Problem details. Extract every line that contains the string "Yield".

Data to use.
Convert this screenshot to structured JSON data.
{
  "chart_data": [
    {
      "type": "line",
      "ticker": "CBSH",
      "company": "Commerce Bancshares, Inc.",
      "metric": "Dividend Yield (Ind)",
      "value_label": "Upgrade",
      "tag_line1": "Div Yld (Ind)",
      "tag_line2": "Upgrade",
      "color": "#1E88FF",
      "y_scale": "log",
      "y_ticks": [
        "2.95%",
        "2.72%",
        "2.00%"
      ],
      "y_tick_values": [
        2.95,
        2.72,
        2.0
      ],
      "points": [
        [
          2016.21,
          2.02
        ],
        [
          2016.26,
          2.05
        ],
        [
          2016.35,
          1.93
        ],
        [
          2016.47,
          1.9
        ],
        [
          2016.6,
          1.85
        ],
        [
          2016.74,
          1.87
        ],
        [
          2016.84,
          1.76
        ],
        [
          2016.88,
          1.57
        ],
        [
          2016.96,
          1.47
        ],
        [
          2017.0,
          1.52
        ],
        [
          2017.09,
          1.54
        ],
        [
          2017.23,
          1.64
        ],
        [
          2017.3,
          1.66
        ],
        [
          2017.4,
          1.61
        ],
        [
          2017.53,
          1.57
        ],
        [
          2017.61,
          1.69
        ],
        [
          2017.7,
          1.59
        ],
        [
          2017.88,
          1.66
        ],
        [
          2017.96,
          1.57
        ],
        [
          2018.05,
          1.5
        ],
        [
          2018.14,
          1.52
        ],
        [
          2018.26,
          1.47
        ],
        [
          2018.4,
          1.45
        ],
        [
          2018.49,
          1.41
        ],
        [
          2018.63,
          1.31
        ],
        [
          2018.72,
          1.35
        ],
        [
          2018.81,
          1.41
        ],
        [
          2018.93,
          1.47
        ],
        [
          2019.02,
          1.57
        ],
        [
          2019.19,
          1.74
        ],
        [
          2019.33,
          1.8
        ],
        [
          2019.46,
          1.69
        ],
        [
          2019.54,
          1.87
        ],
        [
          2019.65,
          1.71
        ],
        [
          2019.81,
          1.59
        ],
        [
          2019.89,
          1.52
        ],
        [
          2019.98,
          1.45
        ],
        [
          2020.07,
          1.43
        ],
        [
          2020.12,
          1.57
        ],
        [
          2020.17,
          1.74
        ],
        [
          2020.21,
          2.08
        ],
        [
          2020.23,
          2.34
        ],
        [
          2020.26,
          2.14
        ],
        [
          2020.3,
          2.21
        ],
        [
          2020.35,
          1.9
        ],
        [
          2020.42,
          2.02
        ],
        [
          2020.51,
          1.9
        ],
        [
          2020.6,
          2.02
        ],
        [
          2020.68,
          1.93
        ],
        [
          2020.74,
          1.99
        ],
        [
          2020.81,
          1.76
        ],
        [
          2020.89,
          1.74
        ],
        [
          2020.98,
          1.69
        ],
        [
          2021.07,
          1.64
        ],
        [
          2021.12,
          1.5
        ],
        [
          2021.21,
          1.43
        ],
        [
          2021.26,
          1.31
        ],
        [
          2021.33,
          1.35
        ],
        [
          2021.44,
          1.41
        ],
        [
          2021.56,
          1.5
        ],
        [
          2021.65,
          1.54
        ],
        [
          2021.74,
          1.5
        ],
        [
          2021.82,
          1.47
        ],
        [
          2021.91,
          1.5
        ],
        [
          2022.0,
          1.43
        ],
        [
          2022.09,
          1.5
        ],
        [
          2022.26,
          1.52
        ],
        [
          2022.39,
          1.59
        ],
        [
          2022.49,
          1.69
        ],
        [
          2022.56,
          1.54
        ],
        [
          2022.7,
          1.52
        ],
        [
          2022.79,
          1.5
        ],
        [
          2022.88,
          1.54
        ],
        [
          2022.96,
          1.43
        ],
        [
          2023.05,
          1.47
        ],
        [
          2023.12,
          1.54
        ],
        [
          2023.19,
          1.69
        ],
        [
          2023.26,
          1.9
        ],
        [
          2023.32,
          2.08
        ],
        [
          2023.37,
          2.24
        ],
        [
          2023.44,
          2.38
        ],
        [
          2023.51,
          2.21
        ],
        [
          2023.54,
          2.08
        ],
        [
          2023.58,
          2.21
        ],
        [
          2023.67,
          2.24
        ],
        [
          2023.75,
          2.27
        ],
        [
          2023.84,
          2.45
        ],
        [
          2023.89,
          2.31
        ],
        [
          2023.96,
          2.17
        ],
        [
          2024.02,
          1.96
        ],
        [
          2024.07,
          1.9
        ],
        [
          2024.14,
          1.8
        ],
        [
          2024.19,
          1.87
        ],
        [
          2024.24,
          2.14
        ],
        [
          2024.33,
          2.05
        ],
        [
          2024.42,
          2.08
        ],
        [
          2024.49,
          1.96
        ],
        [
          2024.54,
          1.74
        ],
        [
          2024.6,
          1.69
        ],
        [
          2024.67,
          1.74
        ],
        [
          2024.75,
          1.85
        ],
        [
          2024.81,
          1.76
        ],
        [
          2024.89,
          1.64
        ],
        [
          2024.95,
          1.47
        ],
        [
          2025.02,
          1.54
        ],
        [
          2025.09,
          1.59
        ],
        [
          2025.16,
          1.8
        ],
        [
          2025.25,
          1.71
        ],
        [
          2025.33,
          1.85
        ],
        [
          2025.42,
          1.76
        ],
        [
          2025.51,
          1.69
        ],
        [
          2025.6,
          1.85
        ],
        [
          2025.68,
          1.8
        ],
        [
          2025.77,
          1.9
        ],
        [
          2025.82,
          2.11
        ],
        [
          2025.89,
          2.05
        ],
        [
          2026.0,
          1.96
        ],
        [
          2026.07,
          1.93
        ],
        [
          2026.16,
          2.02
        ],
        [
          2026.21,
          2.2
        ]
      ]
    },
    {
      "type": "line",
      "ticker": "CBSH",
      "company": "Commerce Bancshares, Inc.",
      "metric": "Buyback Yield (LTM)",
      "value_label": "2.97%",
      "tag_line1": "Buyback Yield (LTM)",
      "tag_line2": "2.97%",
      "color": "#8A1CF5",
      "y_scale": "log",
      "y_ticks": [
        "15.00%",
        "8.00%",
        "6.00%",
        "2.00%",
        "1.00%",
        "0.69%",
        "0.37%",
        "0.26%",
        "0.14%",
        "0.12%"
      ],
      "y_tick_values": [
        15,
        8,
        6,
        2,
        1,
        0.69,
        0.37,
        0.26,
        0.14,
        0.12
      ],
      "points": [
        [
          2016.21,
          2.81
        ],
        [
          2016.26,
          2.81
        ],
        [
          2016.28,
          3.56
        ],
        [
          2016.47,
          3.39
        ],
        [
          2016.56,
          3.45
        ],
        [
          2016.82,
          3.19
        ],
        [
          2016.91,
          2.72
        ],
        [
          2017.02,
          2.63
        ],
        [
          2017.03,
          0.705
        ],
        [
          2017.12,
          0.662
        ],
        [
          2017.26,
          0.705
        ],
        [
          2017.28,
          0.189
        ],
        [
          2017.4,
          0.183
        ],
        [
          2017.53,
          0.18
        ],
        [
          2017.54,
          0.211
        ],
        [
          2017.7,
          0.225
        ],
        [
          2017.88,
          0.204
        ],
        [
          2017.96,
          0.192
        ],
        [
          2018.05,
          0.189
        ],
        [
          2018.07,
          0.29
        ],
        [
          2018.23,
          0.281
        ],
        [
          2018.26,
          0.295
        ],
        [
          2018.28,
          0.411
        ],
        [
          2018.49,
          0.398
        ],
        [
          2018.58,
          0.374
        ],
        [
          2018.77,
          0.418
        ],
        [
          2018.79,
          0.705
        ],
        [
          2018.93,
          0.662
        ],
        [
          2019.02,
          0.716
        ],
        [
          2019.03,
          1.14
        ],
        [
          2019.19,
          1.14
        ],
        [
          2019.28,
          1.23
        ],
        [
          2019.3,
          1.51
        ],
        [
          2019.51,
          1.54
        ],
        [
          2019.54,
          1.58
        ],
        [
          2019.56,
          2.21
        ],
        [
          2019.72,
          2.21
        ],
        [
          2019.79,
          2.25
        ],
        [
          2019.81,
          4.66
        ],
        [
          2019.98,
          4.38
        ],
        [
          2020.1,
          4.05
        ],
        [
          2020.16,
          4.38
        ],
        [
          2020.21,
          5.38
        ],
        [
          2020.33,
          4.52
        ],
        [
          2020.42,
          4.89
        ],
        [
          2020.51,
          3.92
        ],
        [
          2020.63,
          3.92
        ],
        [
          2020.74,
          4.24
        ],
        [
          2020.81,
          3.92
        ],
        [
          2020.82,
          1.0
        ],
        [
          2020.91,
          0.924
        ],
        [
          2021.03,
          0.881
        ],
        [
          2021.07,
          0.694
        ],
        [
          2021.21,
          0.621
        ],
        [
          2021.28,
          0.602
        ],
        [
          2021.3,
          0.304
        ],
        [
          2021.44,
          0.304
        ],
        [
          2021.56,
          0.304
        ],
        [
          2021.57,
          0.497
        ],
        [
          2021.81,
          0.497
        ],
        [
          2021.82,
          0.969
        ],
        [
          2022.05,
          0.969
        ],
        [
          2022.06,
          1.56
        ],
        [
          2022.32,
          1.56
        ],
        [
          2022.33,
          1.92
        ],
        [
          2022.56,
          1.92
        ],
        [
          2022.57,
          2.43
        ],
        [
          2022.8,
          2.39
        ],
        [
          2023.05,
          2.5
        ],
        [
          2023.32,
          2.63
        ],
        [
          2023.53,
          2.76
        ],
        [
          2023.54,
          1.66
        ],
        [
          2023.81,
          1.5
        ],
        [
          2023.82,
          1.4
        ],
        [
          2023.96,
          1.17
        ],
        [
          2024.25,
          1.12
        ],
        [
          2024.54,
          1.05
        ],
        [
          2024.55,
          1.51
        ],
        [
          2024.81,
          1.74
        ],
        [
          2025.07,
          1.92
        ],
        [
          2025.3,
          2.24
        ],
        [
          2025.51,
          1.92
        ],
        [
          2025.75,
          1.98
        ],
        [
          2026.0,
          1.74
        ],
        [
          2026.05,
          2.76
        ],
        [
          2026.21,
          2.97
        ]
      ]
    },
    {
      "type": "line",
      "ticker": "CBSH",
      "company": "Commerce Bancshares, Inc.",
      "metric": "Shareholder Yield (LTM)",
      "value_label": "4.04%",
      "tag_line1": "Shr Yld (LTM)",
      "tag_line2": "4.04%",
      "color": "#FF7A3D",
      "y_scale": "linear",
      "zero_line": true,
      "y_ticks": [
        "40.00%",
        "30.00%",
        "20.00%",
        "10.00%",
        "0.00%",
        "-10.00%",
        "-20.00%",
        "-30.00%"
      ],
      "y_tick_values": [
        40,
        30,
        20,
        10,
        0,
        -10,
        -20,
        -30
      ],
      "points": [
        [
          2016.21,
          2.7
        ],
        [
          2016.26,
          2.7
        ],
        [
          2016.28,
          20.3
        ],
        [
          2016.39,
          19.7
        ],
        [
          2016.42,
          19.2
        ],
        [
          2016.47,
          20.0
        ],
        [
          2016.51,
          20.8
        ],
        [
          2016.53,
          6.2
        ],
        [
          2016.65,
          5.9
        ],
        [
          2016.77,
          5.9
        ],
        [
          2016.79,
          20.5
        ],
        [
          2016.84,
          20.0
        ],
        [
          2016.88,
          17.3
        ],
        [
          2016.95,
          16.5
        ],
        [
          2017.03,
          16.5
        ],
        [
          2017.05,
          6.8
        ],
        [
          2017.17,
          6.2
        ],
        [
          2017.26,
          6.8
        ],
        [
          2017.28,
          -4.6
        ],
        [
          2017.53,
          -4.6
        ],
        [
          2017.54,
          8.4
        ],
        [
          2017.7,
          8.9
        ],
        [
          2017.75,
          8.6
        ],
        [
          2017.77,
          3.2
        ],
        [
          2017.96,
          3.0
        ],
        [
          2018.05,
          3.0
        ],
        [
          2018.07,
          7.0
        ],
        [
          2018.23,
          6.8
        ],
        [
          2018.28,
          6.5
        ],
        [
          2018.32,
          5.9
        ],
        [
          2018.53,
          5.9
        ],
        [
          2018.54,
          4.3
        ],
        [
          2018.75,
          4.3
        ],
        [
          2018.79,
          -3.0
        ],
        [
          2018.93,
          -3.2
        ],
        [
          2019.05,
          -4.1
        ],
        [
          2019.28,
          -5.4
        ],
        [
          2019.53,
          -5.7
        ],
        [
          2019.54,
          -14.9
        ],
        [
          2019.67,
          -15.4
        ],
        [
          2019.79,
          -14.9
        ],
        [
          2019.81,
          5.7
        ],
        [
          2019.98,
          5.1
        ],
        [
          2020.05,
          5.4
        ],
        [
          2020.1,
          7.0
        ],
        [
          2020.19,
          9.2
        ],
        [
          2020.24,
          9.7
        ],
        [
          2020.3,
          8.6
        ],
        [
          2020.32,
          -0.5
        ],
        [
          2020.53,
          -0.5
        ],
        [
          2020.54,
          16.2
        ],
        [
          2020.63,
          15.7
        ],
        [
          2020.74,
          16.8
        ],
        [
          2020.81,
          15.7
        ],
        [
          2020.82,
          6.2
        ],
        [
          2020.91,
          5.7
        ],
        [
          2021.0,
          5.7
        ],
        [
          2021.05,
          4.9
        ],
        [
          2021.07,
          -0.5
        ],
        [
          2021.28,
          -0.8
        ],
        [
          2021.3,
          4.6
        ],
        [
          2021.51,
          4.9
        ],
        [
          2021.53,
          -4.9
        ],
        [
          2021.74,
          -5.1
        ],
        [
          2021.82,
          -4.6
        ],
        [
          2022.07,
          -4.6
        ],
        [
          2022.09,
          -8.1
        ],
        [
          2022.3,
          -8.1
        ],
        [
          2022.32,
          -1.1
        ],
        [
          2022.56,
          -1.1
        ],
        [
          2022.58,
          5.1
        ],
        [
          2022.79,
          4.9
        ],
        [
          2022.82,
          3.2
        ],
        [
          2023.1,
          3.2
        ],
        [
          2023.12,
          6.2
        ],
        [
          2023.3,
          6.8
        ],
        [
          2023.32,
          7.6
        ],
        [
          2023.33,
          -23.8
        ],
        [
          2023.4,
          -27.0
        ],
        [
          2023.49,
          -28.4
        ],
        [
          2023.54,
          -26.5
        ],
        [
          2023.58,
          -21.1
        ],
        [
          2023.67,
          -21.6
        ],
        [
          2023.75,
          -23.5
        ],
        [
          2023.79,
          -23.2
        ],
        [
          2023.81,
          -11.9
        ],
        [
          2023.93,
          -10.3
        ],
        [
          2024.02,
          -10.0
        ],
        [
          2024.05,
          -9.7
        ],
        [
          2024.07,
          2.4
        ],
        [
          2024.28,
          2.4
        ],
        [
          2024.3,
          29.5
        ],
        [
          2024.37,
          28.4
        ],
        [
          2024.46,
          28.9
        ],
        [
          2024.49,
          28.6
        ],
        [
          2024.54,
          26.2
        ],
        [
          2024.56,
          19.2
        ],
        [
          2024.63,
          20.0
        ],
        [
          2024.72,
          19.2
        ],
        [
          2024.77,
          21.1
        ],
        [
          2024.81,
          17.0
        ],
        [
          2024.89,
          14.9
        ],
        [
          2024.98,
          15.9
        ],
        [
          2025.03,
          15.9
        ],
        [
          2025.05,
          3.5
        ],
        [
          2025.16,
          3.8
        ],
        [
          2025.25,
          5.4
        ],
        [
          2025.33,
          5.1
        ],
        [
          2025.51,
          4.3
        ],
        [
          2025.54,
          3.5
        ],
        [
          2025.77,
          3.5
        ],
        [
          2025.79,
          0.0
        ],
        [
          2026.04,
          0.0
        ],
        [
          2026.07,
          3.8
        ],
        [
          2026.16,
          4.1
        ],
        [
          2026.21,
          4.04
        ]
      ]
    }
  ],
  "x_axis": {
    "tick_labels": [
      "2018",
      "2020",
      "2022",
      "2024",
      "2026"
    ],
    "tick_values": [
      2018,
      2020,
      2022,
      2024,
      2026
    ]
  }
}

Response to the task.
      "metric": "Dividend Yield (Ind)",
      "metric": "Buyback Yield (LTM)",
      "tag_line1": "Buyback Yield (LTM)",
      "metric": "Shareholder Yield (LTM)",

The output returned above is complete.